• [Written request] Turn the rows from the beginning up to and including the line with "The lower de-bridging and dispensing mechanism 320 is at" into a numbered list, leaving out blank lines and the pictures.
==============================
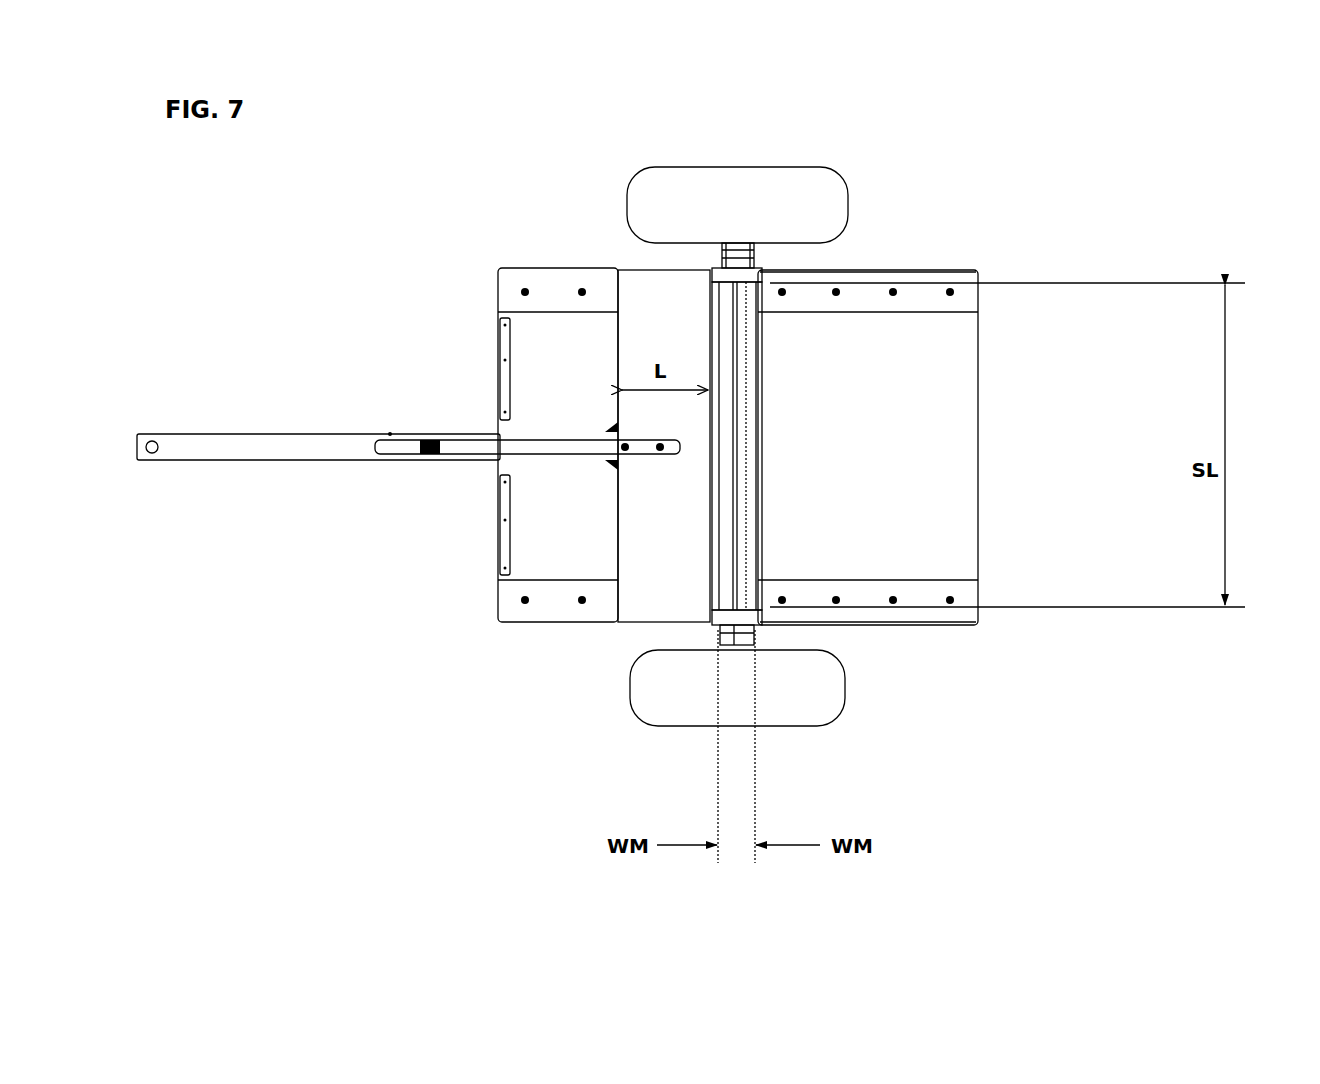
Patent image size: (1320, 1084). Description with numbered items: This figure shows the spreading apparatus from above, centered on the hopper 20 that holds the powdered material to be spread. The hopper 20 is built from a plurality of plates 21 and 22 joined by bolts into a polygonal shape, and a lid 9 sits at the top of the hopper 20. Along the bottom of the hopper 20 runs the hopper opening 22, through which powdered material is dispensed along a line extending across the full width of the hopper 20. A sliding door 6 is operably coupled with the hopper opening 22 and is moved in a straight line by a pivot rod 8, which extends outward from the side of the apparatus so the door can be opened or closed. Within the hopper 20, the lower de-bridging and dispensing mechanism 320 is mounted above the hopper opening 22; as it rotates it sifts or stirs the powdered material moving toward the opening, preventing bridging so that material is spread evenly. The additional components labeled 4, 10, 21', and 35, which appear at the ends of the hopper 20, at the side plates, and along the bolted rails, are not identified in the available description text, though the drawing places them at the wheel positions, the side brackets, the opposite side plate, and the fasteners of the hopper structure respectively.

The wheel 4 is at (626, 196).
The sliding door 6 is at (617, 366).
The pivot rod 8 is at (412, 444).
The lid 9 is at (982, 410).
The bracket 10 is at (497, 388).
The hopper 20 is at (934, 578).
The plate 21 is at (982, 419).
The frame member 21' is at (495, 484).
The hopper opening 22 is at (904, 268).
The fastener 35 is at (952, 607).
The lower de-bridging and dispensing mechanism 320 is at (776, 368).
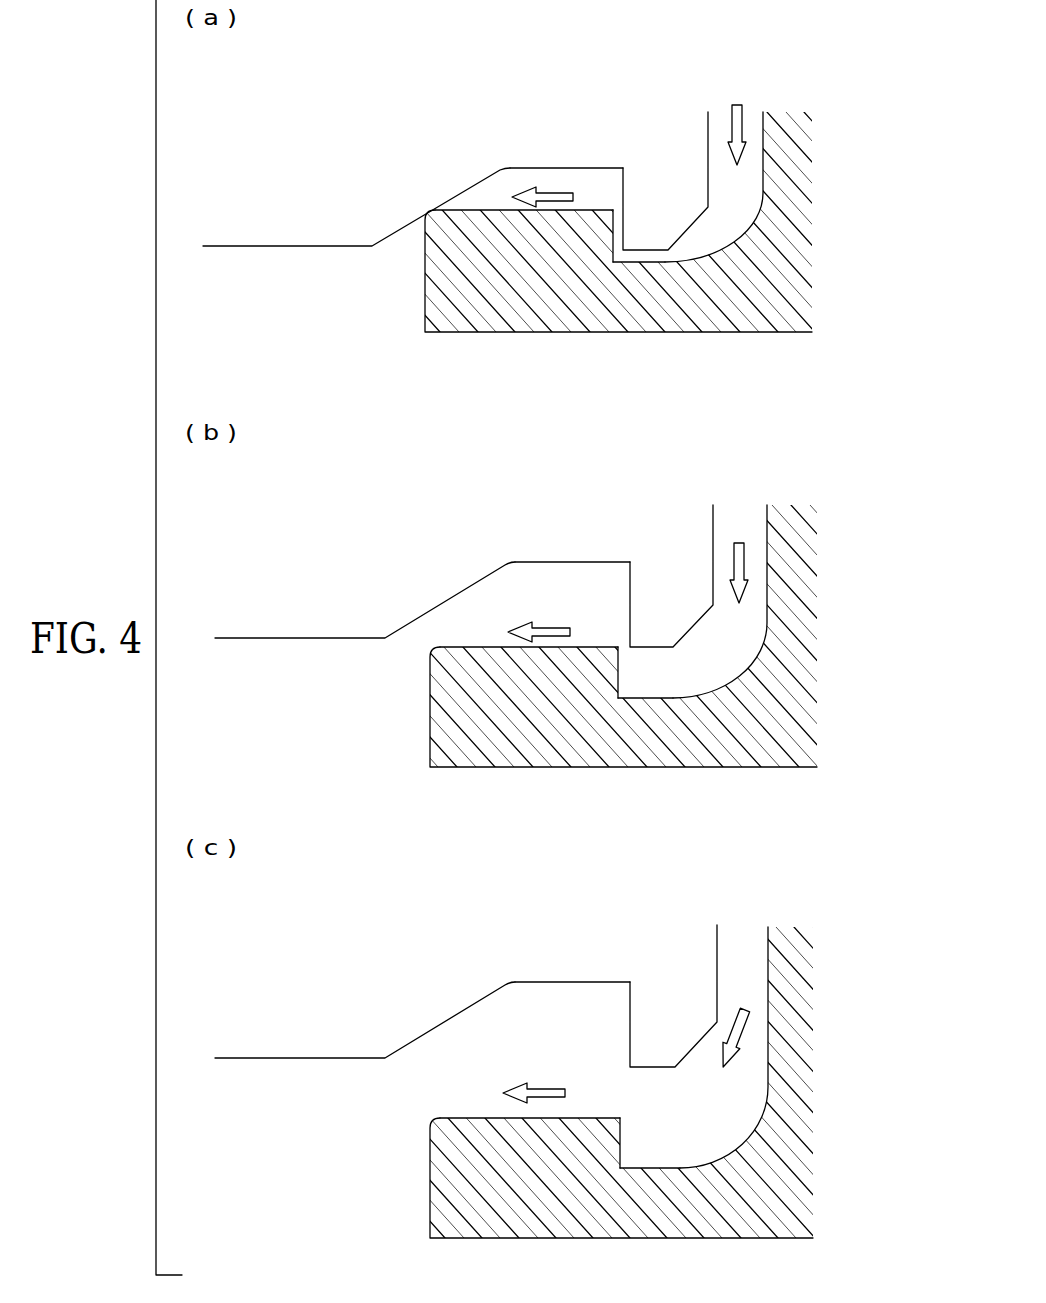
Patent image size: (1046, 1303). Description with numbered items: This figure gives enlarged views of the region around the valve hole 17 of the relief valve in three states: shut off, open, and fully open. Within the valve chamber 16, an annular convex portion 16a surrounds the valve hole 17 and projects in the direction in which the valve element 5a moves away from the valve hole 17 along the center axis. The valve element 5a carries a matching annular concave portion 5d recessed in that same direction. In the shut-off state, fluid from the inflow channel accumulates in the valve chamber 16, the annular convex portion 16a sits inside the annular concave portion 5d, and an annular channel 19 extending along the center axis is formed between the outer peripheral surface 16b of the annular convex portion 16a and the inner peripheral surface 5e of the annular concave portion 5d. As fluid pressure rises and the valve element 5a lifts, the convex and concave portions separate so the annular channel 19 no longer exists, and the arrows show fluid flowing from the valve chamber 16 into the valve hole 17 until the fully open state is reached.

The valve element 5a is at (437, 95).
The annular concave portion 5d is at (572, 182).
The inner peripheral surface 5e is at (624, 212).
The valve chamber 16 is at (750, 155).
The annular convex portion 16a is at (498, 228).
The outer peripheral surface 16b is at (616, 226).
The valve hole 17 is at (400, 262).
The annular channel 19 is at (622, 224).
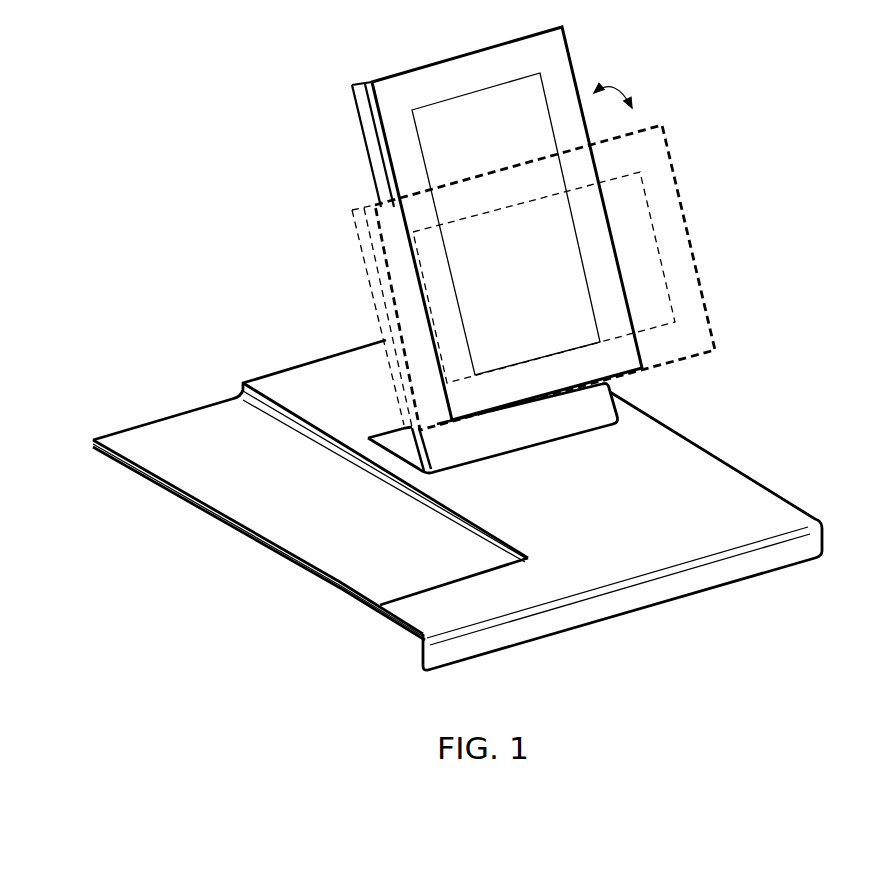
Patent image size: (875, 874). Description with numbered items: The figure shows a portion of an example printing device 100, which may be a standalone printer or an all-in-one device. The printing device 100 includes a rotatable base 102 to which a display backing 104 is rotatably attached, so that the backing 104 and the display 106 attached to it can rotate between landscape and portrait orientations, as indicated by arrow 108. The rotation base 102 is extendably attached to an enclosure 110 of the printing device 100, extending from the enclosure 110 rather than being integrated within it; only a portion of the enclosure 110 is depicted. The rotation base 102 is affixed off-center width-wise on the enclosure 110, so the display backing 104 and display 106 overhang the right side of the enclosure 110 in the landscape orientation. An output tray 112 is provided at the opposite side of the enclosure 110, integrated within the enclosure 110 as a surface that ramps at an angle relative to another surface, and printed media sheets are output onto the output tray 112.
==============================
• [Final answer]
1. Patent image size: (1320, 1084). Description with numbered items: This figure shows the spreading apparatus from above, centered on the hopper 20 that holds the powdered material to be spread. The hopper 20 is built from a plurality of plates 21 and 22 joined by bolts into a polygonal shape, and a lid 9 sits at the top of the hopper 20. Along the bottom of the hopper 20 runs the hopper opening 22, through which powdered material is dispensed along a line extending across the full width of the hopper 20. A sliding door 6 is operably coupled with the hopper opening 22 and is moved in a straight line by a pivot rod 8, which extends outward from the side of the apparatus so the door can be opened or closed. Within the hopper 20, the lower de-bridging and dispensing mechanism 320 is mounted above the hopper opening 22; as it rotates it sifts or stirs the powdered material moving toward the opening, preventing bridging so that material is spread evenly. The additional components labeled 4, 10, 21', and 35, which appear at the ends of the hopper 20, at the side plates, and along the bolted rails, are not identified in the available description text, though the drawing places them at the wheel positions, the side brackets, the opposite side plate, and the fasteners of the hopper structure respectively.
2. The wheel 4 is at (626, 196).
3. The sliding door 6 is at (617, 366).
4. The pivot rod 8 is at (412, 444).
5. The lid 9 is at (982, 410).
6. The bracket 10 is at (497, 388).
7. The hopper 20 is at (934, 578).
8. The plate 21 is at (982, 419).
9. The frame member 21' is at (495, 484).
10. The hopper opening 22 is at (904, 268).
11. The fastener 35 is at (952, 607).
12. The lower de-bridging and dispensing mechanism 320 is at (776, 368).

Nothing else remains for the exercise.